» **Tarefa**:
Conte quantas linhas do material contêm a sequência "clause", levando em conta maiúsculas e minúsculas, e informe só o número.
● ● ● ●
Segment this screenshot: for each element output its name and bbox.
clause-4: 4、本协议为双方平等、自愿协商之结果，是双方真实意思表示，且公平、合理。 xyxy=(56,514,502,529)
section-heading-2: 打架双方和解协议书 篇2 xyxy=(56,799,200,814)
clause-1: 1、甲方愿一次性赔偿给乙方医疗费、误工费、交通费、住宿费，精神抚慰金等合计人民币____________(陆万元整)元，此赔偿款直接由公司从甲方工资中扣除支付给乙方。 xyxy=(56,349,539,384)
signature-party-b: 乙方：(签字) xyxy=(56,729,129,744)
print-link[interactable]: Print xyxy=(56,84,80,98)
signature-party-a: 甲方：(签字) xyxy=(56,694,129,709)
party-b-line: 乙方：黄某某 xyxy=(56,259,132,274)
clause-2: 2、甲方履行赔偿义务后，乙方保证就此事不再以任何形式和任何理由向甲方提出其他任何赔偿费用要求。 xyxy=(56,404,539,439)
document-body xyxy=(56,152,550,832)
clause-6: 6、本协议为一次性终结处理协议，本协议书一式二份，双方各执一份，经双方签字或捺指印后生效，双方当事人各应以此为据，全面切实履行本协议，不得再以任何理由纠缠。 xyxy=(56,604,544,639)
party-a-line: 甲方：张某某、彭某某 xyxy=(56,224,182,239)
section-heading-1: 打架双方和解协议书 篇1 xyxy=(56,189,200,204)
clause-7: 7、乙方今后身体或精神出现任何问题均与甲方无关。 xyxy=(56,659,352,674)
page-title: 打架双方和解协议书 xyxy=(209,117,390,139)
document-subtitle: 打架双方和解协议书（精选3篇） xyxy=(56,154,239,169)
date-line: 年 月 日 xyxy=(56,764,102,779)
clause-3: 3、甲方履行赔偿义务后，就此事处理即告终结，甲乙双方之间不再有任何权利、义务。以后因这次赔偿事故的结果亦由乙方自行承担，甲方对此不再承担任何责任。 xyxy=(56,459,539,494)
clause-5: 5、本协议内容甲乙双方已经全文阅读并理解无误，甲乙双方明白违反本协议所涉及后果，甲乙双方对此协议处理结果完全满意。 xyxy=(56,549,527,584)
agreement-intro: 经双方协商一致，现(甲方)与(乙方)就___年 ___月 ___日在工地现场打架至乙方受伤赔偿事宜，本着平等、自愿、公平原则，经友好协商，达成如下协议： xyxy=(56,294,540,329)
● ● ● ●
» **Resolução**:
7